**Set problem**
Beneath this task is a listing; retype all of it exactly.

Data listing
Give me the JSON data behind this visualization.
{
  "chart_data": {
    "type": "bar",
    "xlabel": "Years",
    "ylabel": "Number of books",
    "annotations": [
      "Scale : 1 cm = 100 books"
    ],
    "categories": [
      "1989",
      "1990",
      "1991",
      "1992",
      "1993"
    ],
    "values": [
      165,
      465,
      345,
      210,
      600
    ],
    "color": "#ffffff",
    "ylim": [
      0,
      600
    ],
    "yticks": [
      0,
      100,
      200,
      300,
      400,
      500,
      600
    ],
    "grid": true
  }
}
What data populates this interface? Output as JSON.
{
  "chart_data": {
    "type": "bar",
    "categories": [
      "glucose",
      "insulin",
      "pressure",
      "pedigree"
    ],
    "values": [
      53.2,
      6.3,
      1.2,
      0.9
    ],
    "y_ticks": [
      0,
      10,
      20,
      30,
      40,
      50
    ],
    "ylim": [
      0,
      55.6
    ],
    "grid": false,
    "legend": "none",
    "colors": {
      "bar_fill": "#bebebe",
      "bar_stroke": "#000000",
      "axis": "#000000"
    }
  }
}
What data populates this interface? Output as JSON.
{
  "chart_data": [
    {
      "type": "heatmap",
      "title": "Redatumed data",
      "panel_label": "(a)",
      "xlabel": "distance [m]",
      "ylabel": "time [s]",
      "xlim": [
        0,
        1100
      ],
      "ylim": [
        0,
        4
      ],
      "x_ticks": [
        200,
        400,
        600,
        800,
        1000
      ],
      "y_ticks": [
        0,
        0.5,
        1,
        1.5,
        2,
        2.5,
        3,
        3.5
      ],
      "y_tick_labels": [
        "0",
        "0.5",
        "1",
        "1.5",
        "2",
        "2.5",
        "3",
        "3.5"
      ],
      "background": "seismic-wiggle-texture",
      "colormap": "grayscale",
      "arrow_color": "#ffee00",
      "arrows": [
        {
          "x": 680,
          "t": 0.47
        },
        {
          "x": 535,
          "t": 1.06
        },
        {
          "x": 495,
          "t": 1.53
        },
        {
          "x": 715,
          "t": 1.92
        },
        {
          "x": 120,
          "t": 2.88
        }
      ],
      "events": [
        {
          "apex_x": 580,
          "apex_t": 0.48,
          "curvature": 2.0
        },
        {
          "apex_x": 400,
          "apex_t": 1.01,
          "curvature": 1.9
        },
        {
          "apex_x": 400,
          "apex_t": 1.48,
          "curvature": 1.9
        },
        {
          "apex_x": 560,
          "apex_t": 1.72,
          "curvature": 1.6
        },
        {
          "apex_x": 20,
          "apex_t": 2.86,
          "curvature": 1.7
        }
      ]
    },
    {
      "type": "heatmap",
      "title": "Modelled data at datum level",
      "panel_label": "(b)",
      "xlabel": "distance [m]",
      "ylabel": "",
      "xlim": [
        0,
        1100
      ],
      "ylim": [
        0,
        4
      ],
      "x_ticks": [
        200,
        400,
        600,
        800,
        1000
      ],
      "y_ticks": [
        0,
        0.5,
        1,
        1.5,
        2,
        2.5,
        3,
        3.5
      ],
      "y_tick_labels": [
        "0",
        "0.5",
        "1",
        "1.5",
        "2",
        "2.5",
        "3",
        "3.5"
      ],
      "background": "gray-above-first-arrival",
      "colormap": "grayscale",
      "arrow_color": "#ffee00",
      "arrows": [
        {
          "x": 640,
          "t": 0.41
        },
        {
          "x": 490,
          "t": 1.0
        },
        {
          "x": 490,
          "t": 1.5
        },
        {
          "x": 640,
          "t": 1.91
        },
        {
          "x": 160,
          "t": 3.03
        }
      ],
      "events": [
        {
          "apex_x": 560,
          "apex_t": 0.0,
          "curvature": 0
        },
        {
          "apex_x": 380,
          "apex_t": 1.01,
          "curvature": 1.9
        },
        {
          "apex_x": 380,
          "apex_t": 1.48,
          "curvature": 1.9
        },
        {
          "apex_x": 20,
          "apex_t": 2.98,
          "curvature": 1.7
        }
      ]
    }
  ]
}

**Full response**
Give me the JSON data behind this visualization.
{
  "chart_data": {
    "type": "bar",
    "xlabel": "Years",
    "ylabel": "Number of books",
    "annotations": [
      "Scale : 1 cm = 100 books"
    ],
    "categories": [
      "1989",
      "1990",
      "1991",
      "1992",
      "1993"
    ],
    "values": [
      165,
      465,
      345,
      210,
      600
    ],
    "color": "#ffffff",
    "ylim": [
      0,
      600
    ],
    "yticks": [
      0,
      100,
      200,
      300,
      400,
      500,
      600
    ],
    "grid": true
  }
}
What data populates this interface? Output as JSON.
{
  "chart_data": {
    "type": "bar",
    "categories": [
      "glucose",
      "insulin",
      "pressure",
      "pedigree"
    ],
    "values": [
      53.2,
      6.3,
      1.2,
      0.9
    ],
    "y_ticks": [
      0,
      10,
      20,
      30,
      40,
      50
    ],
    "ylim": [
      0,
      55.6
    ],
    "grid": false,
    "legend": "none",
    "colors": {
      "bar_fill": "#bebebe",
      "bar_stroke": "#000000",
      "axis": "#000000"
    }
  }
}
What data populates this interface? Output as JSON.
{
  "chart_data": [
    {
      "type": "heatmap",
      "title": "Redatumed data",
      "panel_label": "(a)",
      "xlabel": "distance [m]",
      "ylabel": "time [s]",
      "xlim": [
        0,
        1100
      ],
      "ylim": [
        0,
        4
      ],
      "x_ticks": [
        200,
        400,
        600,
        800,
        1000
      ],
      "y_ticks": [
        0,
        0.5,
        1,
        1.5,
        2,
        2.5,
        3,
        3.5
      ],
      "y_tick_labels": [
        "0",
        "0.5",
        "1",
        "1.5",
        "2",
        "2.5",
        "3",
        "3.5"
      ],
      "background": "seismic-wiggle-texture",
      "colormap": "grayscale",
      "arrow_color": "#ffee00",
      "arrows": [
        {
          "x": 680,
          "t": 0.47
        },
        {
          "x": 535,
          "t": 1.06
        },
        {
          "x": 495,
          "t": 1.53
        },
        {
          "x": 715,
          "t": 1.92
        },
        {
          "x": 120,
          "t": 2.88
        }
      ],
      "events": [
        {
          "apex_x": 580,
          "apex_t": 0.48,
          "curvature": 2.0
        },
        {
          "apex_x": 400,
          "apex_t": 1.01,
          "curvature": 1.9
        },
        {
          "apex_x": 400,
          "apex_t": 1.48,
          "curvature": 1.9
        },
        {
          "apex_x": 560,
          "apex_t": 1.72,
          "curvature": 1.6
        },
        {
          "apex_x": 20,
          "apex_t": 2.86,
          "curvature": 1.7
        }
      ]
    },
    {
      "type": "heatmap",
      "title": "Modelled data at datum level",
      "panel_label": "(b)",
      "xlabel": "distance [m]",
      "ylabel": "",
      "xlim": [
        0,
        1100
      ],
      "ylim": [
        0,
        4
      ],
      "x_ticks": [
        200,
        400,
        600,
        800,
        1000
      ],
      "y_ticks": [
        0,
        0.5,
        1,
        1.5,
        2,
        2.5,
        3,
        3.5
      ],
      "y_tick_labels": [
        "0",
        "0.5",
        "1",
        "1.5",
        "2",
        "2.5",
        "3",
        "3.5"
      ],
      "background": "gray-above-first-arrival",
      "colormap": "grayscale",
      "arrow_color": "#ffee00",
      "arrows": [
        {
          "x": 640,
          "t": 0.41
        },
        {
          "x": 490,
          "t": 1.0
        },
        {
          "x": 490,
          "t": 1.5
        },
        {
          "x": 640,
          "t": 1.91
        },
        {
          "x": 160,
          "t": 3.03
        }
      ],
      "events": [
        {
          "apex_x": 560,
          "apex_t": 0.0,
          "curvature": 0
        },
        {
          "apex_x": 380,
          "apex_t": 1.01,
          "curvature": 1.9
        },
        {
          "apex_x": 380,
          "apex_t": 1.48,
          "curvature": 1.9
        },
        {
          "apex_x": 20,
          "apex_t": 2.98,
          "curvature": 1.7
        }
      ]
    }
  ]
}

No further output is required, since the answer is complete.